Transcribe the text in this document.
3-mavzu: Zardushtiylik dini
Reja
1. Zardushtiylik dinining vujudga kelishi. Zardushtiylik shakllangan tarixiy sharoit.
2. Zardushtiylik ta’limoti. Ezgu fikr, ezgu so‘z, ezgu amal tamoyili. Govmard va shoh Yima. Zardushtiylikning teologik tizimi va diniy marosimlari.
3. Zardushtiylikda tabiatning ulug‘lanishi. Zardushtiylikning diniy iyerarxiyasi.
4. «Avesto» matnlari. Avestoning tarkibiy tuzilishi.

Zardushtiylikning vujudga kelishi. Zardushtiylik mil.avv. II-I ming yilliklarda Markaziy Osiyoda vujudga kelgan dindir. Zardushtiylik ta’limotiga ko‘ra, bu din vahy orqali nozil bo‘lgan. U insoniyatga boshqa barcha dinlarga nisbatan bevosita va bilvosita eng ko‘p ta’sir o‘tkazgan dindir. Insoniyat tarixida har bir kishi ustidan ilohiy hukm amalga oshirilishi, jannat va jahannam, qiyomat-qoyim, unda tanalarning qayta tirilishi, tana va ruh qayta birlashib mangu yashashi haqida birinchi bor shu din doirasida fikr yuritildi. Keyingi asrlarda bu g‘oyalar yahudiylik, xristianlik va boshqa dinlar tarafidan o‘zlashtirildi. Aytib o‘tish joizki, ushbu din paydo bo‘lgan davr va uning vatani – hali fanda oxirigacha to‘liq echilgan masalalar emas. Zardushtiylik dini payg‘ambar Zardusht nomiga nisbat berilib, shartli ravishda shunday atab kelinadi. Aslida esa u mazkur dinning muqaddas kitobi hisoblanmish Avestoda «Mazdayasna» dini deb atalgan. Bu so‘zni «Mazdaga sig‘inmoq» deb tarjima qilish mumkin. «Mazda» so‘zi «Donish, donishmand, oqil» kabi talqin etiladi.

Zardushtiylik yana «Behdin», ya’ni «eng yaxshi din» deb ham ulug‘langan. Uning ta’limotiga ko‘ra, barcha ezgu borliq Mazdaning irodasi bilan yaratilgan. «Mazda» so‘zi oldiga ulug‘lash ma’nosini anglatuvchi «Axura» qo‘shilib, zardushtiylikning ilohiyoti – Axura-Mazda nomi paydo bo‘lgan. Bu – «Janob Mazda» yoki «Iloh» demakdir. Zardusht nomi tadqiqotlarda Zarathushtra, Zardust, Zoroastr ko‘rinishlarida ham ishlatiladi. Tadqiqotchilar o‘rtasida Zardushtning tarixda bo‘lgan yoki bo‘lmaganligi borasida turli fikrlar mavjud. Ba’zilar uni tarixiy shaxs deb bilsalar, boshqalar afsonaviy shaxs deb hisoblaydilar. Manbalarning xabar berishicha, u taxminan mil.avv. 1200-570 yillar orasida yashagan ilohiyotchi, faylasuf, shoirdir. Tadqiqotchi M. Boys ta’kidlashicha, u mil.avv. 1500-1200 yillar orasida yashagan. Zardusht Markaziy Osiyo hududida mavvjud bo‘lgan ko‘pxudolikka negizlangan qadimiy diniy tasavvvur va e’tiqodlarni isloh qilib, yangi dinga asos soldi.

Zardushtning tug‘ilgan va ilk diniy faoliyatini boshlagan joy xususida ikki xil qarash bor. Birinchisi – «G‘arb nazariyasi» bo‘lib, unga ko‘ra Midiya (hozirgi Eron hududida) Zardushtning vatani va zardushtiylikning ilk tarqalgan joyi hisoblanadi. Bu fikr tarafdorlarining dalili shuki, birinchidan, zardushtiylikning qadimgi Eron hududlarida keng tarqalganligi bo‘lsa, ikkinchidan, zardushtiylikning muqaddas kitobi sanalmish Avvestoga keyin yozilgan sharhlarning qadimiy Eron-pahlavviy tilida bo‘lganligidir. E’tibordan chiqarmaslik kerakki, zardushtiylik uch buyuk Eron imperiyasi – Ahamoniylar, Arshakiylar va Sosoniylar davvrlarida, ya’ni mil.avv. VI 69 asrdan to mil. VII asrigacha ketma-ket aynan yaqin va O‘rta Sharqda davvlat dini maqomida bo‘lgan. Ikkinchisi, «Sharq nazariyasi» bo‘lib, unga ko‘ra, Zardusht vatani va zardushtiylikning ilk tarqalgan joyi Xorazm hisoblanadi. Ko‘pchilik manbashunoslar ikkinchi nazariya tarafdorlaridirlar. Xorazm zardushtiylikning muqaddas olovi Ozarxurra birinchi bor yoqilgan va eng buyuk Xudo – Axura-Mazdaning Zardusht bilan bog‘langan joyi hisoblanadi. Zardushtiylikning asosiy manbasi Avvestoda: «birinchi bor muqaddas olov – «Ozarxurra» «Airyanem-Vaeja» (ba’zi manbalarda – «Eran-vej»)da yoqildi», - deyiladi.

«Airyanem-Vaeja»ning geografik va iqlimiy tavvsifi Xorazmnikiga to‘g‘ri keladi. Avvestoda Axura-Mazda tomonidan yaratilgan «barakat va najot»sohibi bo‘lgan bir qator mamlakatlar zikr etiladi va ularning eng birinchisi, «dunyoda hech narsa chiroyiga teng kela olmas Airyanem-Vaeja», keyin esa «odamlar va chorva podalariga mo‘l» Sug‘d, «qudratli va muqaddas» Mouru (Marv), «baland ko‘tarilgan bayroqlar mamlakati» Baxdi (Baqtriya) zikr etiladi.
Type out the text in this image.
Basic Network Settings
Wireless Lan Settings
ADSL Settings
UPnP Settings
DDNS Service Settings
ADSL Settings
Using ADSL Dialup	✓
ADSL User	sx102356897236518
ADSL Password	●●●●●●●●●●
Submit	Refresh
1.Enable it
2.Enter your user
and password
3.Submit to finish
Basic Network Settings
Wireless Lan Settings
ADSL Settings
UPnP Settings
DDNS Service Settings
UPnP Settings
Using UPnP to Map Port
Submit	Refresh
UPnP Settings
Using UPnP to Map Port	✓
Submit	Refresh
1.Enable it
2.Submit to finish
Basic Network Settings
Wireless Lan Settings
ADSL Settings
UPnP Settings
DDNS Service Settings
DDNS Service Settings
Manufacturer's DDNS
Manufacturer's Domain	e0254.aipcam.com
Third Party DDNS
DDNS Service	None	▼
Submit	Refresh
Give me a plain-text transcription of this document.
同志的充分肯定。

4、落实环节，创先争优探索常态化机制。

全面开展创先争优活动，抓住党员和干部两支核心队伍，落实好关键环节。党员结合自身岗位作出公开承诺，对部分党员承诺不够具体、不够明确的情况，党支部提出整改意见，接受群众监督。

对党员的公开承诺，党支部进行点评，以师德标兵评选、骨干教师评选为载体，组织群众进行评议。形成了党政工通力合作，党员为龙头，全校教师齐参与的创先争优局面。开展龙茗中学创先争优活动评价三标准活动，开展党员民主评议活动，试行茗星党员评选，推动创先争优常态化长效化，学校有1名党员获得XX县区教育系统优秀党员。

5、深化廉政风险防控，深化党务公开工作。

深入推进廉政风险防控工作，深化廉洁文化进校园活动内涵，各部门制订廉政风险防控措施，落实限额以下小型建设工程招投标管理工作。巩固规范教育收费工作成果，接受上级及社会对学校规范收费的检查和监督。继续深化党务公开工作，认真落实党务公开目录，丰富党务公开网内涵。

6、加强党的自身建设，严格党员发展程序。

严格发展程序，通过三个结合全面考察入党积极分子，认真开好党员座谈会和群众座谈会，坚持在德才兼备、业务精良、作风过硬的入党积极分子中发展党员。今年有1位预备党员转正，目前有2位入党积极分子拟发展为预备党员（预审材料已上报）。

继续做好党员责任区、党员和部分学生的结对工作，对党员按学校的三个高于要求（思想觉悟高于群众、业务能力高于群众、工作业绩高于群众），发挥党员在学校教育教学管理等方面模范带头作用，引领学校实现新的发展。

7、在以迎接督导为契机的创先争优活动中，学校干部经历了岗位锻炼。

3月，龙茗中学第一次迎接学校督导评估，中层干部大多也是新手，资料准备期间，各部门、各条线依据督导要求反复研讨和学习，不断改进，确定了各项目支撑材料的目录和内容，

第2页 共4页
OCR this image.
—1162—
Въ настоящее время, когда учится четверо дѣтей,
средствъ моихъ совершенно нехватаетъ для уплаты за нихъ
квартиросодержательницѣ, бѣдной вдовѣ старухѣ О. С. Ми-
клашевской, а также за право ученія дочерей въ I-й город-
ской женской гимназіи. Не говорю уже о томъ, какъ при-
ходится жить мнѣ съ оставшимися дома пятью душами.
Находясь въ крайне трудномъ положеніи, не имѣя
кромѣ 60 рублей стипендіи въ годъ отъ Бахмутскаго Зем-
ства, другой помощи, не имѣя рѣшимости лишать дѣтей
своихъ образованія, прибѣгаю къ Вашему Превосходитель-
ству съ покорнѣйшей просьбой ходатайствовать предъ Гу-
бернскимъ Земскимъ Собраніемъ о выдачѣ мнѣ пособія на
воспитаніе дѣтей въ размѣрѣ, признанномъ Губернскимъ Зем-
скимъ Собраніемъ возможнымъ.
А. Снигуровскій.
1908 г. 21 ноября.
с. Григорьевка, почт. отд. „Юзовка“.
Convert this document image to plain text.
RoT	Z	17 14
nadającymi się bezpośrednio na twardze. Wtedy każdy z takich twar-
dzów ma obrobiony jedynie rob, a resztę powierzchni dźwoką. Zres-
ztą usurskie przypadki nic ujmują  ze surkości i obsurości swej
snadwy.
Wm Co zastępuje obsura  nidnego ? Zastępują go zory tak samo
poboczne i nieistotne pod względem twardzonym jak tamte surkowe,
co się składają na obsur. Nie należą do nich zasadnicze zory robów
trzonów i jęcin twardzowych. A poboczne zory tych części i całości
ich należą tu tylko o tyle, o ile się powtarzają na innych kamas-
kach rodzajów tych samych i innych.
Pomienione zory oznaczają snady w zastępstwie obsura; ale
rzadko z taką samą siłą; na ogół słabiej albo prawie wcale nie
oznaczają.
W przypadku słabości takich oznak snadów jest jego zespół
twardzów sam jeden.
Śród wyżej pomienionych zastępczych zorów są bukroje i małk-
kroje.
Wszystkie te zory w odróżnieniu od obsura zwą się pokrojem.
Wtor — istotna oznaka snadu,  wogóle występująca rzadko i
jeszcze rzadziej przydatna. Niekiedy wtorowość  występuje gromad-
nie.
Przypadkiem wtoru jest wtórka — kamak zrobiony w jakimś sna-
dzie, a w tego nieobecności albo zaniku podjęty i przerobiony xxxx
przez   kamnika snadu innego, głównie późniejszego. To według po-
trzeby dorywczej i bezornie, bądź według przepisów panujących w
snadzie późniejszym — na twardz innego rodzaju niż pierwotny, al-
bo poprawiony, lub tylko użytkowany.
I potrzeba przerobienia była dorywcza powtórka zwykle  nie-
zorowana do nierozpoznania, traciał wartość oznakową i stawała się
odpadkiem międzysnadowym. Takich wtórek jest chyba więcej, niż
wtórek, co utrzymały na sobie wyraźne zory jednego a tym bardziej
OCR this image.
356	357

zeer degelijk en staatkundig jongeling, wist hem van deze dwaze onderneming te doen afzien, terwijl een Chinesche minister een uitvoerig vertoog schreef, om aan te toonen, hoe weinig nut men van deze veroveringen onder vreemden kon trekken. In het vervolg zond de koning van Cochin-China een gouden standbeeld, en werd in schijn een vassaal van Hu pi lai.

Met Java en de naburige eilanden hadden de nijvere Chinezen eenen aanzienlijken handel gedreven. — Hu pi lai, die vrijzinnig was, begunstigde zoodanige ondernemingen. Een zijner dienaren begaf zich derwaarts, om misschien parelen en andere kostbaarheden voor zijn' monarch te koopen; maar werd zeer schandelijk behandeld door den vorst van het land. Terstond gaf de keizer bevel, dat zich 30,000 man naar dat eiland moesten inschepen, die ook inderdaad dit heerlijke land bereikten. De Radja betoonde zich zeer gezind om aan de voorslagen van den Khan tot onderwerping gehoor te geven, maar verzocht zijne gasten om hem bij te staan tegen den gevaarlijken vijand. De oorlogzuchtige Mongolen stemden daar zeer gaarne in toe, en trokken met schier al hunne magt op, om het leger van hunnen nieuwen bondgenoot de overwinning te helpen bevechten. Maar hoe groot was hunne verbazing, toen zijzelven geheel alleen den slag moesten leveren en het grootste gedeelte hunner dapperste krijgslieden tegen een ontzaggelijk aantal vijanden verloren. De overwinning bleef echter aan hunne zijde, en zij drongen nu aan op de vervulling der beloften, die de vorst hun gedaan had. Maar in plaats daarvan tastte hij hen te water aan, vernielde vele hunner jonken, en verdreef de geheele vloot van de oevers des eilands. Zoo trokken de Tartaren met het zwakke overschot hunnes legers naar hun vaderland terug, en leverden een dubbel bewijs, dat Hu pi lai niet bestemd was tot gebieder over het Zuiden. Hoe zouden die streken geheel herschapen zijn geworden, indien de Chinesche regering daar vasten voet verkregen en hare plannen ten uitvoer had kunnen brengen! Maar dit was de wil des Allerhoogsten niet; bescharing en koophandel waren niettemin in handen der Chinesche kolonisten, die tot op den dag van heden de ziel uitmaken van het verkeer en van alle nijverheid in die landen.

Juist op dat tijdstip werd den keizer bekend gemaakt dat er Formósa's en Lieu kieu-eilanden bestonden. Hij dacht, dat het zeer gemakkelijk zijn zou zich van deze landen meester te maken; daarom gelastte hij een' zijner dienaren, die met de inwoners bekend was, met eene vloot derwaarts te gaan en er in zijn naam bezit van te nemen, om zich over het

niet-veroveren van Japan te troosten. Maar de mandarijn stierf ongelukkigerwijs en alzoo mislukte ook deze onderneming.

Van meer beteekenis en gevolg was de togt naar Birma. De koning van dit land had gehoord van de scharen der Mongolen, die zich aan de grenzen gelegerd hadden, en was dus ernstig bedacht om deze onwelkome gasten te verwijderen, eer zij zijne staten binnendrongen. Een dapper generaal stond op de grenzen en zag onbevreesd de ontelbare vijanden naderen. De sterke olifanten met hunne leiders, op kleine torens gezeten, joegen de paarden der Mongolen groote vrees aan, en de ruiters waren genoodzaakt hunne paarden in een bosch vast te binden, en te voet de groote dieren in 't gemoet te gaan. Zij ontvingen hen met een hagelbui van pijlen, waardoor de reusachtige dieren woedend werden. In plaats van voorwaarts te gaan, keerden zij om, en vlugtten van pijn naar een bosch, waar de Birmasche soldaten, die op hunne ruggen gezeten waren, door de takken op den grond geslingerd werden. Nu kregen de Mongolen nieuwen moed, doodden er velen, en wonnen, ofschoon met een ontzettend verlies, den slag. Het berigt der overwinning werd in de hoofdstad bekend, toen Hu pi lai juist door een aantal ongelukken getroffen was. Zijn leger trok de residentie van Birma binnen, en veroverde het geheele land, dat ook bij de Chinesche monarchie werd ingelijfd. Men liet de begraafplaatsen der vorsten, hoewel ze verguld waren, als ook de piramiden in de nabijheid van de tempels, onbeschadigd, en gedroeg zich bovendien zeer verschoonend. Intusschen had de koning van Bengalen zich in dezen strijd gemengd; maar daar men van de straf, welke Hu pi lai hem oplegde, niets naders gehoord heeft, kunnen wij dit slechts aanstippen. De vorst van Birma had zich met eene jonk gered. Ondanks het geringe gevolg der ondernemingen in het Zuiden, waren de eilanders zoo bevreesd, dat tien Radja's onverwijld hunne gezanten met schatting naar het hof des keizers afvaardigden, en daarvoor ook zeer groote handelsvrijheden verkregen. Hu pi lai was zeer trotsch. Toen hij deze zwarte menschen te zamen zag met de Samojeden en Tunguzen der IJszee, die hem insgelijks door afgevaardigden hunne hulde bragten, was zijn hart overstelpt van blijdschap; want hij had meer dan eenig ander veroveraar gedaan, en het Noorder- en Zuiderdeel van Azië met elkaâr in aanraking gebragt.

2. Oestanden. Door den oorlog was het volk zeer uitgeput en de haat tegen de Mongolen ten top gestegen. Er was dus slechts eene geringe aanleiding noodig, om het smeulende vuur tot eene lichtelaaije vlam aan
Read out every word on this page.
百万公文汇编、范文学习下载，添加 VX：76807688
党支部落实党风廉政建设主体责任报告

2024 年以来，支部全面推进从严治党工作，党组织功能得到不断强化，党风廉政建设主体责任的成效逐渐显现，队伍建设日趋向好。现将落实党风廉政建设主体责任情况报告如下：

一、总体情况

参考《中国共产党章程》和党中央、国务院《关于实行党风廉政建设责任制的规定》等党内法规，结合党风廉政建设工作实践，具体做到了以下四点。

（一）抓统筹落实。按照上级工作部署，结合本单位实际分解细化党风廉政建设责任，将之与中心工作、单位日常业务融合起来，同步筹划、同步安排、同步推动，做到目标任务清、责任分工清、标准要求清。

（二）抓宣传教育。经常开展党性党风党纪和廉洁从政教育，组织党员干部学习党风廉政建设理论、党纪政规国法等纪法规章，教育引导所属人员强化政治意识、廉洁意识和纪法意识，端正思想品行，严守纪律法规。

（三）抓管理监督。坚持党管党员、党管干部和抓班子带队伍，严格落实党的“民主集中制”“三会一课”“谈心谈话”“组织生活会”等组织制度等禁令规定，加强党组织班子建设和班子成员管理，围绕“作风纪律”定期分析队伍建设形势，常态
———
* **Task objective**:
From the line containing "Read out every word on this page." to the last line of the material, please quote every line exactly and only those.

* **Solution**:
Read out every word on this page.
百万公文汇编、范文学习下载，添加 VX：76807688
党支部落实党风廉政建设主体责任报告

2024 年以来，支部全面推进从严治党工作，党组织功能得到不断强化，党风廉政建设主体责任的成效逐渐显现，队伍建设日趋向好。现将落实党风廉政建设主体责任情况报告如下：

一、总体情况

参考《中国共产党章程》和党中央、国务院《关于实行党风廉政建设责任制的规定》等党内法规，结合党风廉政建设工作实践，具体做到了以下四点。

（一）抓统筹落实。按照上级工作部署，结合本单位实际分解细化党风廉政建设责任，将之与中心工作、单位日常业务融合起来，同步筹划、同步安排、同步推动，做到目标任务清、责任分工清、标准要求清。

（二）抓宣传教育。经常开展党性党风党纪和廉洁从政教育，组织党员干部学习党风廉政建设理论、党纪政规国法等纪法规章，教育引导所属人员强化政治意识、廉洁意识和纪法意识，端正思想品行，严守纪律法规。

（三）抓管理监督。坚持党管党员、党管干部和抓班子带队伍，严格落实党的“民主集中制”“三会一课”“谈心谈话”“组织生活会”等组织制度等禁令规定，加强党组织班子建设和班子成员管理，围绕“作风纪律”定期分析队伍建设形势，常态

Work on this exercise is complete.